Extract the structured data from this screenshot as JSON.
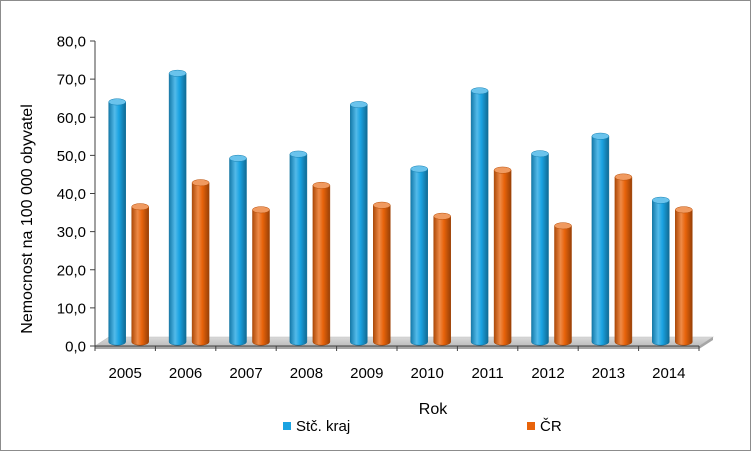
{
  "chart_data": {
    "type": "bar",
    "categories": [
      "2005",
      "2006",
      "2007",
      "2008",
      "2009",
      "2010",
      "2011",
      "2012",
      "2013",
      "2014"
    ],
    "series": [
      {
        "name": "Stč. kraj",
        "color": "#1aa3e2",
        "values": [
          63.5,
          71.0,
          48.7,
          49.8,
          62.8,
          45.9,
          66.4,
          49.9,
          54.5,
          37.7
        ]
      },
      {
        "name": "ČR",
        "color": "#e8630a",
        "values": [
          36.0,
          42.3,
          35.2,
          41.6,
          36.4,
          33.5,
          45.6,
          31.0,
          43.8,
          35.2
        ]
      }
    ],
    "xlabel": "Rok",
    "ylabel": "Nemocnost na 100 000 obyvatel",
    "ylim": [
      0,
      80
    ],
    "yticks": [
      "0,0",
      "10,0",
      "20,0",
      "30,0",
      "40,0",
      "50,0",
      "60,0",
      "70,0",
      "80,0"
    ],
    "grid": false,
    "legend_position": "bottom"
  }
}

▶ Written problem: Give back every line exactly as it stands, pictures excluded.

▶ Answer to this problem:
Extract the structured data from this screenshot as JSON.
{
  "chart_data": {
    "type": "bar",
    "categories": [
      "2005",
      "2006",
      "2007",
      "2008",
      "2009",
      "2010",
      "2011",
      "2012",
      "2013",
      "2014"
    ],
    "series": [
      {
        "name": "Stč. kraj",
        "color": "#1aa3e2",
        "values": [
          63.5,
          71.0,
          48.7,
          49.8,
          62.8,
          45.9,
          66.4,
          49.9,
          54.5,
          37.7
        ]
      },
      {
        "name": "ČR",
        "color": "#e8630a",
        "values": [
          36.0,
          42.3,
          35.2,
          41.6,
          36.4,
          33.5,
          45.6,
          31.0,
          43.8,
          35.2
        ]
      }
    ],
    "xlabel": "Rok",
    "ylabel": "Nemocnost na 100 000 obyvatel",
    "ylim": [
      0,
      80
    ],
    "yticks": [
      "0,0",
      "10,0",
      "20,0",
      "30,0",
      "40,0",
      "50,0",
      "60,0",
      "70,0",
      "80,0"
    ],
    "grid": false,
    "legend_position": "bottom"
  }
}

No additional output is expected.